**Extracted data**:
□ □ □ □

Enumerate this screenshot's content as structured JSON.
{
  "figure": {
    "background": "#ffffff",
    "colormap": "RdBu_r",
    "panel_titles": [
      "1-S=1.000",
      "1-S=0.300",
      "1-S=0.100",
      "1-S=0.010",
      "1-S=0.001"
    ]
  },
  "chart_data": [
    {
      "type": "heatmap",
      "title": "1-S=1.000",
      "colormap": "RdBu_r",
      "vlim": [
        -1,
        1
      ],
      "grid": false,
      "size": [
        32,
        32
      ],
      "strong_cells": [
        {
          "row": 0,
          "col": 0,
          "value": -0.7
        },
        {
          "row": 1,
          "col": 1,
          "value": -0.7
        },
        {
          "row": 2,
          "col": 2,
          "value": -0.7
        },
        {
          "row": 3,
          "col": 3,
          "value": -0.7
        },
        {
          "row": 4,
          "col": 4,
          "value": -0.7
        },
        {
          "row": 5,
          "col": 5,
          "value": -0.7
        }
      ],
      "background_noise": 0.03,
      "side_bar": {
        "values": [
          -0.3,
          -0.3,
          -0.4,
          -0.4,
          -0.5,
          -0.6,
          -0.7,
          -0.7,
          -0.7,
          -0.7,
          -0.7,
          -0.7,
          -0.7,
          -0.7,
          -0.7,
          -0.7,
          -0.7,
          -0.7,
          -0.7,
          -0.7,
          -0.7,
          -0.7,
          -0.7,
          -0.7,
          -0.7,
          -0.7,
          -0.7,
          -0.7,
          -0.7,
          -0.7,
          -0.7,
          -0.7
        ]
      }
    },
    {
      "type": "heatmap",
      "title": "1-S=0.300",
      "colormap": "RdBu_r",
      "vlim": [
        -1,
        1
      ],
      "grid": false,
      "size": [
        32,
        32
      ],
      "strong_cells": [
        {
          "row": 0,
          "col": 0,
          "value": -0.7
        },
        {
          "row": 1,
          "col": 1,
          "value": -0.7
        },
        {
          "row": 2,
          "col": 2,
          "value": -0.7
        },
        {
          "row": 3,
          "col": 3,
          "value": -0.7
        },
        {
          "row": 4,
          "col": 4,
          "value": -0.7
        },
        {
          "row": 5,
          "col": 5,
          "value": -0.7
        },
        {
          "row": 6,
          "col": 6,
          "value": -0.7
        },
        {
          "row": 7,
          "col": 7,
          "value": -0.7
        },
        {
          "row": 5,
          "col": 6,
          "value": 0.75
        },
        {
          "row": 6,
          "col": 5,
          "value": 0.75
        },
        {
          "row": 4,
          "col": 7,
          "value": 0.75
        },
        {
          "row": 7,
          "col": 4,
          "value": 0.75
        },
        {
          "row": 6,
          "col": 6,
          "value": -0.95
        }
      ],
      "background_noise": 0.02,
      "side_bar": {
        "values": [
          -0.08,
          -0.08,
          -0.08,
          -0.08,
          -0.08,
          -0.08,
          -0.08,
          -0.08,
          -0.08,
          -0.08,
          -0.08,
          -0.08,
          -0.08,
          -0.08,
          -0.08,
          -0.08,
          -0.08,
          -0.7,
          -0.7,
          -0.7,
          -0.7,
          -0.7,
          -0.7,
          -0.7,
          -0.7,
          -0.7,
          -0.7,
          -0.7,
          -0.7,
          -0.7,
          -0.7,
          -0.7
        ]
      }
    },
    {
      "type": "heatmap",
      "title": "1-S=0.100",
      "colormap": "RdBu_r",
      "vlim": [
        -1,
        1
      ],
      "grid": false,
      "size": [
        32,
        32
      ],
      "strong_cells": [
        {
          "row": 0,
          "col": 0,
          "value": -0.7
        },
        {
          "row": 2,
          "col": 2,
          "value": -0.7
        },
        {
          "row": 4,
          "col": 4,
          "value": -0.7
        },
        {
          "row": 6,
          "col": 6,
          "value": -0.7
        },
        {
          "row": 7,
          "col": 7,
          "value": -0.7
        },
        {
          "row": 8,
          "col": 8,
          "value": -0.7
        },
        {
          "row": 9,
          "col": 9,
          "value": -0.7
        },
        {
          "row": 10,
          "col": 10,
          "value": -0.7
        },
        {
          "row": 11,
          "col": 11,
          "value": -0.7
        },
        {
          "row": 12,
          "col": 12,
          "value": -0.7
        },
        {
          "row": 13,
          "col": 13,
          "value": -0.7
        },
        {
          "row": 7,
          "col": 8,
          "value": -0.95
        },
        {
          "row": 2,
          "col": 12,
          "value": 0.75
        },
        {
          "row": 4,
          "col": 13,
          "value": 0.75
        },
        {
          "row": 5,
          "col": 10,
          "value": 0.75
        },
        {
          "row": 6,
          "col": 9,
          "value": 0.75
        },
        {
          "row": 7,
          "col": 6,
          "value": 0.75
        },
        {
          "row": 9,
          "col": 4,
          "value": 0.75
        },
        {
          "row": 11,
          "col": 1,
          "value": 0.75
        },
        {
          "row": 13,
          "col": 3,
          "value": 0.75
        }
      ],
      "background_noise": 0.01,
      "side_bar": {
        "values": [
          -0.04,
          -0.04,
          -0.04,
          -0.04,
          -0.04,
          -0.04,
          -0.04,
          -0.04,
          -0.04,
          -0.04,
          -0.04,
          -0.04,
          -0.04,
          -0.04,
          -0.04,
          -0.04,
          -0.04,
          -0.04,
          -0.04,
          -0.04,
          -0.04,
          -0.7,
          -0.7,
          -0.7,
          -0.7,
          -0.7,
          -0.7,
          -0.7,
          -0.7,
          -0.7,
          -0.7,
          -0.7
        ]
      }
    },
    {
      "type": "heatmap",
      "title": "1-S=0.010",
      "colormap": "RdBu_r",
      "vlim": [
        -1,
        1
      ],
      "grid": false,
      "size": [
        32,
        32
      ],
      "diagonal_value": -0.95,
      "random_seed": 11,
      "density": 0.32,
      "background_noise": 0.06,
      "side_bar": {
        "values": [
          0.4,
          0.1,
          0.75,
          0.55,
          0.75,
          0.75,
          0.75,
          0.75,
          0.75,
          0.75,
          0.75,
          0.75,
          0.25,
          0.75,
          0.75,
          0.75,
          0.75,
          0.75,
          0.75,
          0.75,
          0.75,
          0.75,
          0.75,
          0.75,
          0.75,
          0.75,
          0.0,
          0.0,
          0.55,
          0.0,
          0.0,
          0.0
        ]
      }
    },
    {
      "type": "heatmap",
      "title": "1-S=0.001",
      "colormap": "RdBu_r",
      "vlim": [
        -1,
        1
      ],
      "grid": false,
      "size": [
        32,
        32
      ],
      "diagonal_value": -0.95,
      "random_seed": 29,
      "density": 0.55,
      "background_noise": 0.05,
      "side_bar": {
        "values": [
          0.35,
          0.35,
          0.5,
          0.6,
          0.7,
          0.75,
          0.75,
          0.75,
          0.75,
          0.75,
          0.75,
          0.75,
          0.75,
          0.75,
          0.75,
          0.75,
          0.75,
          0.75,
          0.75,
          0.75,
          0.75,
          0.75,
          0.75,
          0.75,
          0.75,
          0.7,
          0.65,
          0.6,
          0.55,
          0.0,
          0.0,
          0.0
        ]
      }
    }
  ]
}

□ □ □ □

**Stated goal**:
Please reproduce the entire listing, exactly as shown.

**Result of the exercise**:
Enumerate this screenshot's content as structured JSON.
{
  "figure": {
    "background": "#ffffff",
    "colormap": "RdBu_r",
    "panel_titles": [
      "1-S=1.000",
      "1-S=0.300",
      "1-S=0.100",
      "1-S=0.010",
      "1-S=0.001"
    ]
  },
  "chart_data": [
    {
      "type": "heatmap",
      "title": "1-S=1.000",
      "colormap": "RdBu_r",
      "vlim": [
        -1,
        1
      ],
      "grid": false,
      "size": [
        32,
        32
      ],
      "strong_cells": [
        {
          "row": 0,
          "col": 0,
          "value": -0.7
        },
        {
          "row": 1,
          "col": 1,
          "value": -0.7
        },
        {
          "row": 2,
          "col": 2,
          "value": -0.7
        },
        {
          "row": 3,
          "col": 3,
          "value": -0.7
        },
        {
          "row": 4,
          "col": 4,
          "value": -0.7
        },
        {
          "row": 5,
          "col": 5,
          "value": -0.7
        }
      ],
      "background_noise": 0.03,
      "side_bar": {
        "values": [
          -0.3,
          -0.3,
          -0.4,
          -0.4,
          -0.5,
          -0.6,
          -0.7,
          -0.7,
          -0.7,
          -0.7,
          -0.7,
          -0.7,
          -0.7,
          -0.7,
          -0.7,
          -0.7,
          -0.7,
          -0.7,
          -0.7,
          -0.7,
          -0.7,
          -0.7,
          -0.7,
          -0.7,
          -0.7,
          -0.7,
          -0.7,
          -0.7,
          -0.7,
          -0.7,
          -0.7,
          -0.7
        ]
      }
    },
    {
      "type": "heatmap",
      "title": "1-S=0.300",
      "colormap": "RdBu_r",
      "vlim": [
        -1,
        1
      ],
      "grid": false,
      "size": [
        32,
        32
      ],
      "strong_cells": [
        {
          "row": 0,
          "col": 0,
          "value": -0.7
        },
        {
          "row": 1,
          "col": 1,
          "value": -0.7
        },
        {
          "row": 2,
          "col": 2,
          "value": -0.7
        },
        {
          "row": 3,
          "col": 3,
          "value": -0.7
        },
        {
          "row": 4,
          "col": 4,
          "value": -0.7
        },
        {
          "row": 5,
          "col": 5,
          "value": -0.7
        },
        {
          "row": 6,
          "col": 6,
          "value": -0.7
        },
        {
          "row": 7,
          "col": 7,
          "value": -0.7
        },
        {
          "row": 5,
          "col": 6,
          "value": 0.75
        },
        {
          "row": 6,
          "col": 5,
          "value": 0.75
        },
        {
          "row": 4,
          "col": 7,
          "value": 0.75
        },
        {
          "row": 7,
          "col": 4,
          "value": 0.75
        },
        {
          "row": 6,
          "col": 6,
          "value": -0.95
        }
      ],
      "background_noise": 0.02,
      "side_bar": {
        "values": [
          -0.08,
          -0.08,
          -0.08,
          -0.08,
          -0.08,
          -0.08,
          -0.08,
          -0.08,
          -0.08,
          -0.08,
          -0.08,
          -0.08,
          -0.08,
          -0.08,
          -0.08,
          -0.08,
          -0.08,
          -0.7,
          -0.7,
          -0.7,
          -0.7,
          -0.7,
          -0.7,
          -0.7,
          -0.7,
          -0.7,
          -0.7,
          -0.7,
          -0.7,
          -0.7,
          -0.7,
          -0.7
        ]
      }
    },
    {
      "type": "heatmap",
      "title": "1-S=0.100",
      "colormap": "RdBu_r",
      "vlim": [
        -1,
        1
      ],
      "grid": false,
      "size": [
        32,
        32
      ],
      "strong_cells": [
        {
          "row": 0,
          "col": 0,
          "value": -0.7
        },
        {
          "row": 2,
          "col": 2,
          "value": -0.7
        },
        {
          "row": 4,
          "col": 4,
          "value": -0.7
        },
        {
          "row": 6,
          "col": 6,
          "value": -0.7
        },
        {
          "row": 7,
          "col": 7,
          "value": -0.7
        },
        {
          "row": 8,
          "col": 8,
          "value": -0.7
        },
        {
          "row": 9,
          "col": 9,
          "value": -0.7
        },
        {
          "row": 10,
          "col": 10,
          "value": -0.7
        },
        {
          "row": 11,
          "col": 11,
          "value": -0.7
        },
        {
          "row": 12,
          "col": 12,
          "value": -0.7
        },
        {
          "row": 13,
          "col": 13,
          "value": -0.7
        },
        {
          "row": 7,
          "col": 8,
          "value": -0.95
        },
        {
          "row": 2,
          "col": 12,
          "value": 0.75
        },
        {
          "row": 4,
          "col": 13,
          "value": 0.75
        },
        {
          "row": 5,
          "col": 10,
          "value": 0.75
        },
        {
          "row": 6,
          "col": 9,
          "value": 0.75
        },
        {
          "row": 7,
          "col": 6,
          "value": 0.75
        },
        {
          "row": 9,
          "col": 4,
          "value": 0.75
        },
        {
          "row": 11,
          "col": 1,
          "value": 0.75
        },
        {
          "row": 13,
          "col": 3,
          "value": 0.75
        }
      ],
      "background_noise": 0.01,
      "side_bar": {
        "values": [
          -0.04,
          -0.04,
          -0.04,
          -0.04,
          -0.04,
          -0.04,
          -0.04,
          -0.04,
          -0.04,
          -0.04,
          -0.04,
          -0.04,
          -0.04,
          -0.04,
          -0.04,
          -0.04,
          -0.04,
          -0.04,
          -0.04,
          -0.04,
          -0.04,
          -0.7,
          -0.7,
          -0.7,
          -0.7,
          -0.7,
          -0.7,
          -0.7,
          -0.7,
          -0.7,
          -0.7,
          -0.7
        ]
      }
    },
    {
      "type": "heatmap",
      "title": "1-S=0.010",
      "colormap": "RdBu_r",
      "vlim": [
        -1,
        1
      ],
      "grid": false,
      "size": [
        32,
        32
      ],
      "diagonal_value": -0.95,
      "random_seed": 11,
      "density": 0.32,
      "background_noise": 0.06,
      "side_bar": {
        "values": [
          0.4,
          0.1,
          0.75,
          0.55,
          0.75,
          0.75,
          0.75,
          0.75,
          0.75,
          0.75,
          0.75,
          0.75,
          0.25,
          0.75,
          0.75,
          0.75,
          0.75,
          0.75,
          0.75,
          0.75,
          0.75,
          0.75,
          0.75,
          0.75,
          0.75,
          0.75,
          0.0,
          0.0,
          0.55,
          0.0,
          0.0,
          0.0
        ]
      }
    },
    {
      "type": "heatmap",
      "title": "1-S=0.001",
      "colormap": "RdBu_r",
      "vlim": [
        -1,
        1
      ],
      "grid": false,
      "size": [
        32,
        32
      ],
      "diagonal_value": -0.95,
      "random_seed": 29,
      "density": 0.55,
      "background_noise": 0.05,
      "side_bar": {
        "values": [
          0.35,
          0.35,
          0.5,
          0.6,
          0.7,
          0.75,
          0.75,
          0.75,
          0.75,
          0.75,
          0.75,
          0.75,
          0.75,
          0.75,
          0.75,
          0.75,
          0.75,
          0.75,
          0.75,
          0.75,
          0.75,
          0.75,
          0.75,
          0.75,
          0.75,
          0.7,
          0.65,
          0.6,
          0.55,
          0.0,
          0.0,
          0.0
        ]
      }
    }
  ]
}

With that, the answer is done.